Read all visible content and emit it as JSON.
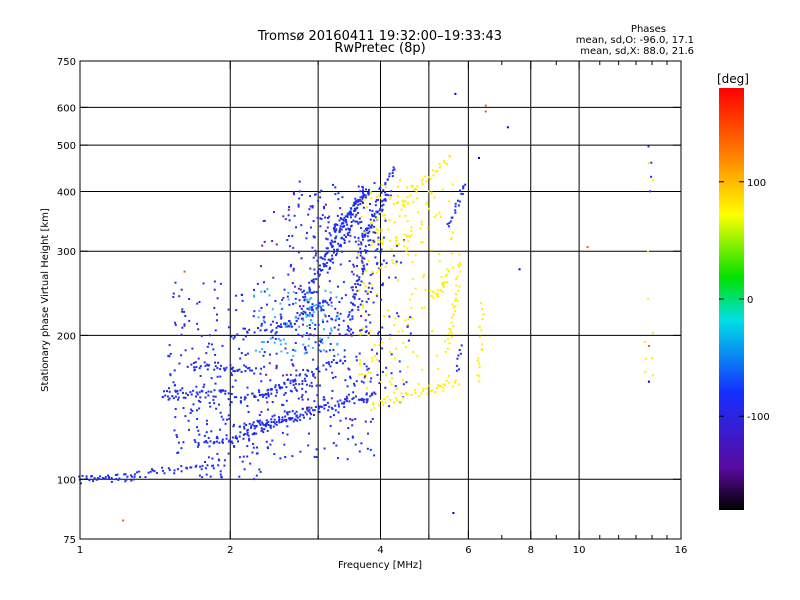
{
  "chart_data": {
    "type": "scatter",
    "title": "Tromsø 20160411 19:32:00–19:33:43",
    "subtitle": "RwPretec (8p)",
    "stats": {
      "heading": "Phases",
      "line_o": "mean, sd,O: -96.0, 17.1",
      "line_x": "mean, sd,X:  88.0, 21.6"
    },
    "xlabel": "Frequency [MHz]",
    "ylabel": "Stationary phase Virtual Height [km]",
    "x_scale": "log",
    "y_scale": "log",
    "xlim": [
      1,
      16
    ],
    "ylim": [
      75,
      750
    ],
    "grid": true,
    "x_ticks": [
      1,
      2,
      4,
      6,
      8,
      10,
      16
    ],
    "x_tick_labels": [
      "1",
      "2",
      "4",
      "6",
      "8",
      "10",
      "16"
    ],
    "x_minor": [
      3,
      5,
      7,
      9,
      11,
      12,
      13,
      14,
      15
    ],
    "x_grid": [
      2,
      3,
      4,
      5,
      6,
      8,
      10
    ],
    "y_ticks": [
      75,
      100,
      200,
      300,
      400,
      500,
      600,
      750
    ],
    "y_tick_labels": [
      "75",
      "100",
      "200",
      "300",
      "400",
      "500",
      "600",
      "750"
    ],
    "y_grid": [
      100,
      200,
      300,
      400,
      500,
      600
    ],
    "colorbar": {
      "unit": "[deg]",
      "range": [
        -180,
        180
      ],
      "ticks": [
        100,
        0,
        -100
      ],
      "tick_labels": [
        "100",
        "0",
        "-100"
      ],
      "colormap": "rainbow"
    },
    "series": [
      {
        "mode": "O",
        "color": "#1e2ef0",
        "traces": [
          {
            "x": [
              1.0,
              1.3
            ],
            "y": [
              100,
              101
            ],
            "n": 40
          },
          {
            "x": [
              1.3,
              1.9
            ],
            "y": [
              102,
              108
            ],
            "n": 35
          },
          {
            "x": [
              1.45,
              2.0
            ],
            "y": [
              150,
              152
            ],
            "n": 45
          },
          {
            "x": [
              1.65,
              2.3
            ],
            "y": [
              175,
              168
            ],
            "n": 40
          },
          {
            "x": [
              1.8,
              2.8
            ],
            "y": [
              118,
              135
            ],
            "n": 60
          },
          {
            "x": [
              2.1,
              3.9
            ],
            "y": [
              128,
              150
            ],
            "n": 90
          },
          {
            "x": [
              2.0,
              3.0
            ],
            "y": [
              145,
              160
            ],
            "n": 40
          },
          {
            "x": [
              2.3,
              3.4
            ],
            "y": [
              150,
              180
            ],
            "n": 45
          },
          {
            "x": [
              2.0,
              2.6
            ],
            "y": [
              200,
              215
            ],
            "n": 20
          },
          {
            "x": [
              2.4,
              3.2
            ],
            "y": [
              200,
              240
            ],
            "n": 40
          },
          {
            "x": [
              2.8,
              3.6
            ],
            "y": [
              240,
              350
            ],
            "n": 60
          },
          {
            "x": [
              3.0,
              3.7
            ],
            "y": [
              280,
              400
            ],
            "n": 60
          },
          {
            "x": [
              3.2,
              3.8
            ],
            "y": [
              330,
              400
            ],
            "n": 50
          },
          {
            "x": [
              3.4,
              3.8
            ],
            "y": [
              200,
              320
            ],
            "n": 40
          },
          {
            "x": [
              3.6,
              4.2
            ],
            "y": [
              310,
              400
            ],
            "n": 40
          },
          {
            "x": [
              3.9,
              4.3
            ],
            "y": [
              380,
              450
            ],
            "n": 20
          },
          {
            "x": [
              5.5,
              5.9
            ],
            "y": [
              340,
              420
            ],
            "n": 20
          },
          {
            "x": [
              5.7,
              5.8
            ],
            "y": [
              170,
              190
            ],
            "n": 8
          },
          {
            "x": [
              13.8,
              13.9
            ],
            "y": [
              400,
              490
            ],
            "n": 4
          }
        ],
        "clouds": [
          {
            "x": [
              1.5,
              3.9
            ],
            "y": [
              110,
              260
            ],
            "n": 380
          },
          {
            "x": [
              2.6,
              4.1
            ],
            "y": [
              200,
              420
            ],
            "n": 220
          },
          {
            "x": [
              1.7,
              2.6
            ],
            "y": [
              100,
              150
            ],
            "n": 60
          },
          {
            "x": [
              3.6,
              4.6
            ],
            "y": [
              140,
              330
            ],
            "n": 60
          }
        ]
      },
      {
        "mode": "X",
        "color": "#ffef00",
        "traces": [
          {
            "x": [
              3.8,
              5.7
            ],
            "y": [
              142,
              160
            ],
            "n": 45
          },
          {
            "x": [
              4.6,
              5.5
            ],
            "y": [
              400,
              470
            ],
            "n": 25
          },
          {
            "x": [
              5.1,
              5.5
            ],
            "y": [
              240,
              270
            ],
            "n": 20
          },
          {
            "x": [
              5.5,
              5.8
            ],
            "y": [
              190,
              290
            ],
            "n": 30
          },
          {
            "x": [
              6.3,
              6.4
            ],
            "y": [
              160,
              230
            ],
            "n": 18
          }
        ],
        "clouds": [
          {
            "x": [
              3.6,
              5.6
            ],
            "y": [
              150,
              430
            ],
            "n": 180
          },
          {
            "x": [
              3.9,
              4.6
            ],
            "y": [
              300,
              400
            ],
            "n": 40
          },
          {
            "x": [
              13.5,
              14.1
            ],
            "y": [
              155,
              540
            ],
            "n": 10
          }
        ]
      },
      {
        "mode": "mixed",
        "color": "#2fb4ff",
        "clouds": [
          {
            "x": [
              2.2,
              3.3
            ],
            "y": [
              180,
              250
            ],
            "n": 70
          },
          {
            "x": [
              2.7,
              3.0
            ],
            "y": [
              215,
              240
            ],
            "n": 15
          }
        ]
      },
      {
        "mode": "mixed",
        "color": "#6a1fa8",
        "clouds": [
          {
            "x": [
              2.3,
              3.8
            ],
            "y": [
              130,
              400
            ],
            "n": 80
          }
        ]
      },
      {
        "mode": "outliers",
        "color": "#e06020",
        "points": [
          {
            "x": 1.22,
            "y": 82
          },
          {
            "x": 1.62,
            "y": 272
          },
          {
            "x": 6.5,
            "y": 605
          },
          {
            "x": 6.5,
            "y": 588
          },
          {
            "x": 10.4,
            "y": 306
          },
          {
            "x": 13.8,
            "y": 190
          }
        ]
      },
      {
        "mode": "outliers",
        "color": "#0000c8",
        "points": [
          {
            "x": 5.65,
            "y": 640
          },
          {
            "x": 6.3,
            "y": 470
          },
          {
            "x": 7.6,
            "y": 275
          },
          {
            "x": 7.2,
            "y": 545
          },
          {
            "x": 5.6,
            "y": 85
          },
          {
            "x": 13.8,
            "y": 160
          }
        ]
      }
    ]
  }
}
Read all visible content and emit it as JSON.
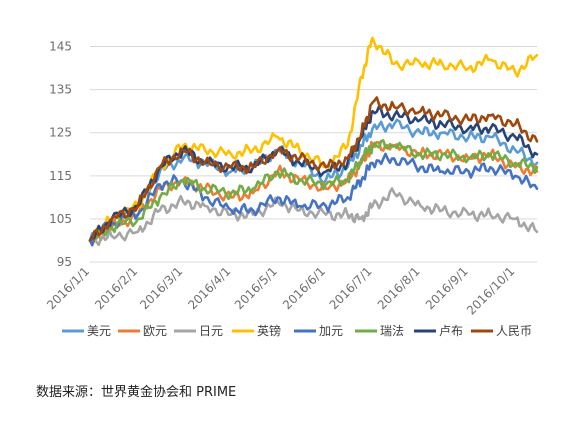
{
  "chart_data": {
    "type": "line",
    "ylim": [
      95,
      150
    ],
    "yticks": [
      95,
      105,
      115,
      125,
      135,
      145
    ],
    "ytick_labels": [
      "95",
      "105",
      "115",
      "125",
      "135",
      "145"
    ],
    "xtick_labels": [
      "2016/1/1",
      "2016/2/1",
      "2016/3/1",
      "2016/4/1",
      "2016/5/1",
      "2016/6/1",
      "2016/7/1",
      "2016/8/1",
      "2016/9/1",
      "2016/10/1"
    ],
    "x_start": "2016/1/1",
    "x_end": "2016/10/15",
    "grid": true,
    "legend_position": "bottom",
    "series": [
      {
        "name": "美元",
        "color": "#5b9bd5",
        "dates": [
          "2016/1/1",
          "2016/1/15",
          "2016/2/1",
          "2016/2/15",
          "2016/3/1",
          "2016/3/15",
          "2016/4/1",
          "2016/4/15",
          "2016/5/1",
          "2016/5/15",
          "2016/6/1",
          "2016/6/15",
          "2016/6/24",
          "2016/7/1",
          "2016/7/15",
          "2016/8/1",
          "2016/8/15",
          "2016/9/1",
          "2016/9/15",
          "2016/10/1",
          "2016/10/15"
        ],
        "values": [
          100,
          104,
          108,
          116,
          119,
          118,
          116,
          117,
          121,
          118,
          114,
          117,
          122,
          126,
          127,
          125,
          125,
          124,
          124,
          121,
          118
        ]
      },
      {
        "name": "欧元",
        "color": "#ed7d31",
        "dates": [
          "2016/1/1",
          "2016/1/15",
          "2016/2/1",
          "2016/2/15",
          "2016/3/1",
          "2016/3/15",
          "2016/4/1",
          "2016/4/15",
          "2016/5/1",
          "2016/5/15",
          "2016/6/1",
          "2016/6/15",
          "2016/6/24",
          "2016/7/1",
          "2016/7/15",
          "2016/8/1",
          "2016/8/15",
          "2016/9/1",
          "2016/9/15",
          "2016/10/1",
          "2016/10/15"
        ],
        "values": [
          100,
          103,
          106,
          112,
          114,
          112,
          110,
          111,
          116,
          114,
          112,
          114,
          118,
          122,
          122,
          120,
          120,
          119,
          120,
          117,
          116
        ]
      },
      {
        "name": "日元",
        "color": "#a5a5a5",
        "dates": [
          "2016/1/1",
          "2016/1/15",
          "2016/2/1",
          "2016/2/15",
          "2016/3/1",
          "2016/3/15",
          "2016/4/1",
          "2016/4/15",
          "2016/5/1",
          "2016/5/15",
          "2016/6/1",
          "2016/6/15",
          "2016/6/24",
          "2016/7/1",
          "2016/7/15",
          "2016/8/1",
          "2016/8/15",
          "2016/9/1",
          "2016/9/15",
          "2016/10/1",
          "2016/10/15"
        ],
        "values": [
          100,
          101,
          102,
          107,
          109,
          108,
          106,
          106,
          109,
          107,
          106,
          106,
          105,
          108,
          111,
          108,
          107,
          106,
          106,
          105,
          102
        ]
      },
      {
        "name": "英镑",
        "color": "#ffc000",
        "dates": [
          "2016/1/1",
          "2016/1/15",
          "2016/2/1",
          "2016/2/15",
          "2016/3/1",
          "2016/3/15",
          "2016/4/1",
          "2016/4/15",
          "2016/5/1",
          "2016/5/15",
          "2016/6/1",
          "2016/6/15",
          "2016/6/24",
          "2016/7/1",
          "2016/7/15",
          "2016/8/1",
          "2016/8/15",
          "2016/9/1",
          "2016/9/15",
          "2016/10/1",
          "2016/10/15"
        ],
        "values": [
          100,
          105,
          108,
          117,
          122,
          121,
          120,
          121,
          124,
          121,
          117,
          122,
          138,
          147,
          141,
          141,
          141,
          140,
          142,
          139,
          143
        ]
      },
      {
        "name": "加元",
        "color": "#4472c4",
        "dates": [
          "2016/1/1",
          "2016/1/15",
          "2016/2/1",
          "2016/2/15",
          "2016/3/1",
          "2016/3/15",
          "2016/4/1",
          "2016/4/15",
          "2016/5/1",
          "2016/5/15",
          "2016/6/1",
          "2016/6/15",
          "2016/6/24",
          "2016/7/1",
          "2016/7/15",
          "2016/8/1",
          "2016/8/15",
          "2016/9/1",
          "2016/9/15",
          "2016/10/1",
          "2016/10/15"
        ],
        "values": [
          100,
          104,
          106,
          113,
          114,
          110,
          107,
          107,
          110,
          108,
          108,
          110,
          114,
          118,
          119,
          117,
          116,
          116,
          117,
          115,
          112
        ]
      },
      {
        "name": "瑞法",
        "color": "#70ad47",
        "dates": [
          "2016/1/1",
          "2016/1/15",
          "2016/2/1",
          "2016/2/15",
          "2016/3/1",
          "2016/3/15",
          "2016/4/1",
          "2016/4/15",
          "2016/5/1",
          "2016/5/15",
          "2016/6/1",
          "2016/6/15",
          "2016/6/24",
          "2016/7/1",
          "2016/7/15",
          "2016/8/1",
          "2016/8/15",
          "2016/9/1",
          "2016/9/15",
          "2016/10/1",
          "2016/10/15"
        ],
        "values": [
          100,
          103,
          105,
          110,
          114,
          112,
          111,
          112,
          116,
          114,
          113,
          114,
          119,
          122,
          122,
          120,
          120,
          119,
          120,
          118,
          117
        ]
      },
      {
        "name": "卢布",
        "color": "#264478",
        "dates": [
          "2016/1/1",
          "2016/1/15",
          "2016/2/1",
          "2016/2/15",
          "2016/3/1",
          "2016/3/15",
          "2016/4/1",
          "2016/4/15",
          "2016/5/1",
          "2016/5/15",
          "2016/6/1",
          "2016/6/15",
          "2016/6/24",
          "2016/7/1",
          "2016/7/15",
          "2016/8/1",
          "2016/8/15",
          "2016/9/1",
          "2016/9/15",
          "2016/10/1",
          "2016/10/15"
        ],
        "values": [
          100,
          105,
          108,
          117,
          121,
          118,
          117,
          117,
          121,
          118,
          116,
          118,
          124,
          130,
          129,
          128,
          127,
          126,
          126,
          124,
          120
        ]
      },
      {
        "name": "人民币",
        "color": "#9e480e",
        "dates": [
          "2016/1/1",
          "2016/1/15",
          "2016/2/1",
          "2016/2/15",
          "2016/3/1",
          "2016/3/15",
          "2016/4/1",
          "2016/4/15",
          "2016/5/1",
          "2016/5/15",
          "2016/6/1",
          "2016/6/15",
          "2016/6/24",
          "2016/7/1",
          "2016/7/15",
          "2016/8/1",
          "2016/8/15",
          "2016/9/1",
          "2016/9/15",
          "2016/10/1",
          "2016/10/15"
        ],
        "values": [
          100,
          105,
          108,
          117,
          121,
          118,
          117,
          117,
          121,
          119,
          117,
          119,
          125,
          132,
          131,
          130,
          129,
          128,
          129,
          127,
          123
        ]
      }
    ]
  },
  "footer": {
    "source_note": "数据来源：世界黄金协会和 PRIME"
  }
}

+-------+

▸ What you are asked to do: Write down every line of the data above that includes the string "mean".

▸ Finished task:
      "line_o": "mean, sd,O: -96.0, 17.1",
      "line_x": "mean, sd,X:  88.0, 21.6"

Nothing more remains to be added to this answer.